━━━ Records for processing ━━━

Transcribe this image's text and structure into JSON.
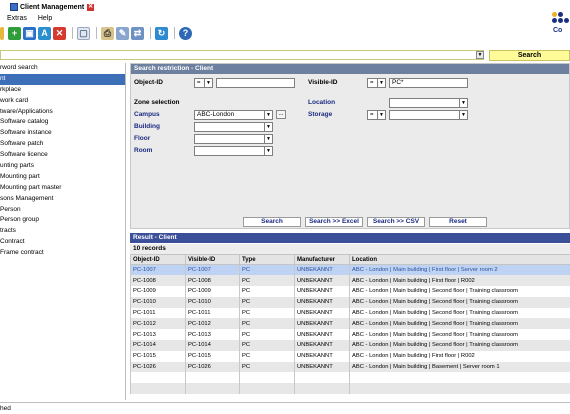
{
  "window": {
    "title": "Client Management"
  },
  "menu": {
    "items": [
      "Extras",
      "Help"
    ]
  },
  "logo": {
    "text": "Co"
  },
  "top_search": {
    "button_label": "Search"
  },
  "sidebar": {
    "items": [
      "rword search",
      "nt",
      "rkplace",
      "work card",
      "tware/Applications",
      "Software catalog",
      "Software instance",
      "Software patch",
      "Software licence",
      "unting parts",
      "Mounting part",
      "Mounting part master",
      "sons Management",
      "Person",
      "Person group",
      "tracts",
      "Contract",
      "Frame contract"
    ],
    "selected_index": 1
  },
  "search_panel": {
    "title": "Search restriction - Client",
    "object_id_label": "Object-ID",
    "object_id_op": "=",
    "object_id_value": "",
    "visible_id_label": "Visible-ID",
    "visible_id_op": "=",
    "visible_id_value": "PC*",
    "zone_label": "Zone selection",
    "campus_label": "Campus",
    "campus_value": "ABC-London",
    "building_label": "Building",
    "floor_label": "Floor",
    "room_label": "Room",
    "location_label": "Location",
    "storage_label": "Storage",
    "storage_op": "=",
    "ellipsis": "..."
  },
  "actions": {
    "search": "Search",
    "search_excel": "Search >> Excel",
    "search_csv": "Search >> CSV",
    "reset": "Reset"
  },
  "results": {
    "title": "Result - Client",
    "count": "10 records",
    "columns": [
      "Object-ID",
      "Visible-ID",
      "Type",
      "Manufacturer",
      "Location"
    ],
    "rows": [
      [
        "PC-1007",
        "PC-1007",
        "PC",
        "UNBEKANNT",
        "ABC - London | Main building | First floor | Server room 2"
      ],
      [
        "PC-1008",
        "PC-1008",
        "PC",
        "UNBEKANNT",
        "ABC - London | Main building | First floor | R002"
      ],
      [
        "PC-1009",
        "PC-1009",
        "PC",
        "UNBEKANNT",
        "ABC - London | Main building | Second floor | Training classroom"
      ],
      [
        "PC-1010",
        "PC-1010",
        "PC",
        "UNBEKANNT",
        "ABC - London | Main building | Second floor | Training classroom"
      ],
      [
        "PC-1011",
        "PC-1011",
        "PC",
        "UNBEKANNT",
        "ABC - London | Main building | Second floor | Training classroom"
      ],
      [
        "PC-1012",
        "PC-1012",
        "PC",
        "UNBEKANNT",
        "ABC - London | Main building | Second floor | Training classroom"
      ],
      [
        "PC-1013",
        "PC-1013",
        "PC",
        "UNBEKANNT",
        "ABC - London | Main building | Second floor | Training classroom"
      ],
      [
        "PC-1014",
        "PC-1014",
        "PC",
        "UNBEKANNT",
        "ABC - London | Main building | Second floor | Training classroom"
      ],
      [
        "PC-1015",
        "PC-1015",
        "PC",
        "UNBEKANNT",
        "ABC - London | Main building | First floor | R002"
      ],
      [
        "PC-1026",
        "PC-1026",
        "PC",
        "UNBEKANNT",
        "ABC - London | Main building | Basement | Server room 1"
      ]
    ],
    "selected_index": 0
  },
  "status": {
    "text": "hed"
  },
  "colors": {
    "selected_nav": "#3c6fb8",
    "panel_header": "#6d80a0",
    "result_header": "#3c4f99",
    "selected_row": "#bed3f3",
    "search_button": "#fffb99"
  }
}
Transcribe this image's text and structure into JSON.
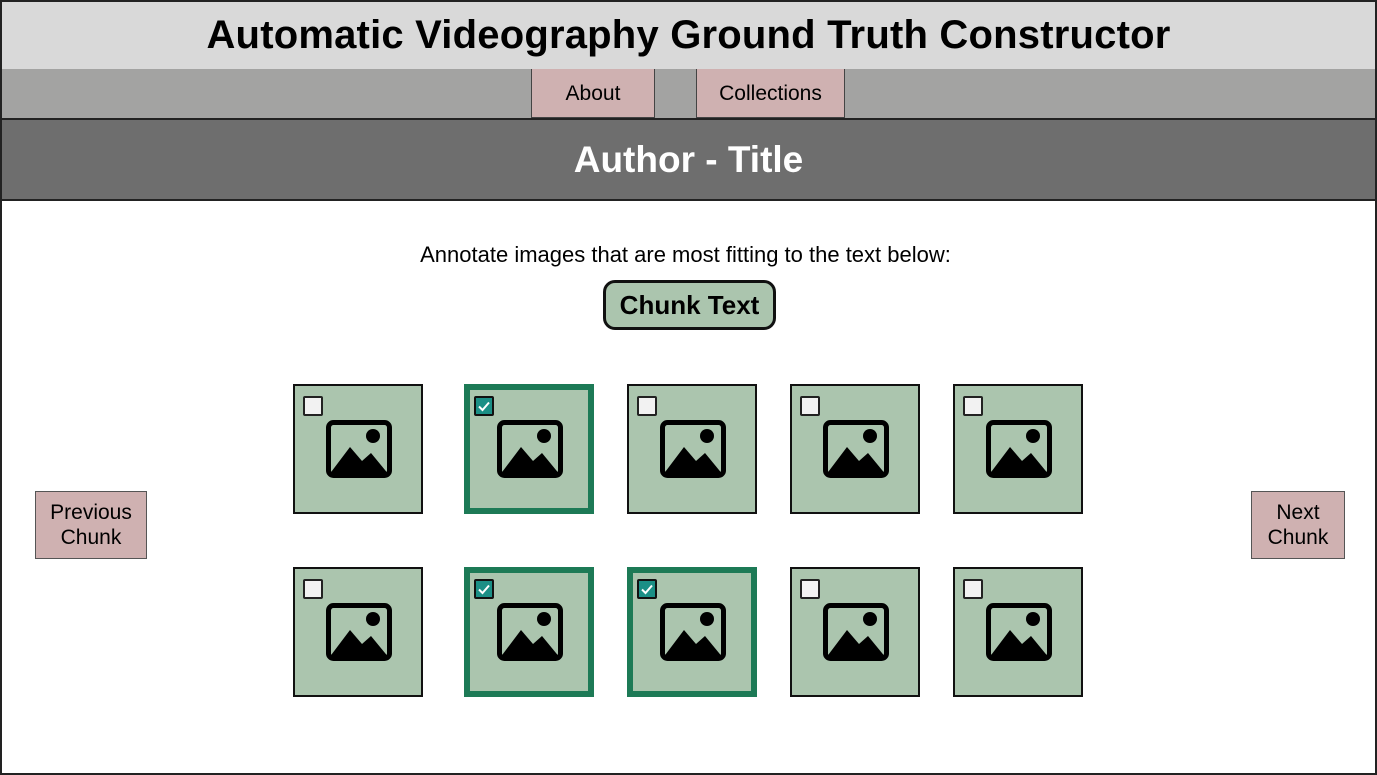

━━━

◆ **What you will do**
Return each line exactly as written. Any picture gets left out.

◆ **Final result**
Transcribe this image's text and structure into JSON.
{
  "window": {
    "title": "Client Management"
  },
  "menu": {
    "items": [
      "Extras",
      "Help"
    ]
  },
  "logo": {
    "text": "Co"
  },
  "top_search": {
    "button_label": "Search"
  },
  "sidebar": {
    "items": [
      "rword search",
      "nt",
      "rkplace",
      "work card",
      "tware/Applications",
      "Software catalog",
      "Software instance",
      "Software patch",
      "Software licence",
      "unting parts",
      "Mounting part",
      "Mounting part master",
      "sons Management",
      "Person",
      "Person group",
      "tracts",
      "Contract",
      "Frame contract"
    ],
    "selected_index": 1
  },
  "search_panel": {
    "title": "Search restriction - Client",
    "object_id_label": "Object-ID",
    "object_id_op": "=",
    "object_id_value": "",
    "visible_id_label": "Visible-ID",
    "visible_id_op": "=",
    "visible_id_value": "PC*",
    "zone_label": "Zone selection",
    "campus_label": "Campus",
    "campus_value": "ABC-London",
    "building_label": "Building",
    "floor_label": "Floor",
    "room_label": "Room",
    "location_label": "Location",
    "storage_label": "Storage",
    "storage_op": "=",
    "ellipsis": "..."
  },
  "actions": {
    "search": "Search",
    "search_excel": "Search >> Excel",
    "search_csv": "Search >> CSV",
    "reset": "Reset"
  },
  "results": {
    "title": "Result - Client",
    "count": "10 records",
    "columns": [
      "Object-ID",
      "Visible-ID",
      "Type",
      "Manufacturer",
      "Location"
    ],
    "rows": [
      [
        "PC-1007",
        "PC-1007",
        "PC",
        "UNBEKANNT",
        "ABC - London | Main building | First floor | Server room 2"
      ],
      [
        "PC-1008",
        "PC-1008",
        "PC",
        "UNBEKANNT",
        "ABC - London | Main building | First floor | R002"
      ],
      [
        "PC-1009",
        "PC-1009",
        "PC",
        "UNBEKANNT",
        "ABC - London | Main building | Second floor | Training classroom"
      ],
      [
        "PC-1010",
        "PC-1010",
        "PC",
        "UNBEKANNT",
        "ABC - London | Main building | Second floor | Training classroom"
      ],
      [
        "PC-1011",
        "PC-1011",
        "PC",
        "UNBEKANNT",
        "ABC - London | Main building | Second floor | Training classroom"
      ],
      [
        "PC-1012",
        "PC-1012",
        "PC",
        "UNBEKANNT",
        "ABC - London | Main building | Second floor | Training classroom"
      ],
      [
        "PC-1013",
        "PC-1013",
        "PC",
        "UNBEKANNT",
        "ABC - London | Main building | Second floor | Training classroom"
      ],
      [
        "PC-1014",
        "PC-1014",
        "PC",
        "UNBEKANNT",
        "ABC - London | Main building | Second floor | Training classroom"
      ],
      [
        "PC-1015",
        "PC-1015",
        "PC",
        "UNBEKANNT",
        "ABC - London | Main building | First floor | R002"
      ],
      [
        "PC-1026",
        "PC-1026",
        "PC",
        "UNBEKANNT",
        "ABC - London | Main building | Basement | Server room 1"
      ]
    ],
    "selected_index": 0
  },
  "status": {
    "text": "hed"
  },
  "colors": {
    "selected_nav": "#3c6fb8",
    "panel_header": "#6d80a0",
    "result_header": "#3c4f99",
    "selected_row": "#bed3f3",
    "search_button": "#fffb99"
  }
}
Transcribe this image's text and structure into JSON.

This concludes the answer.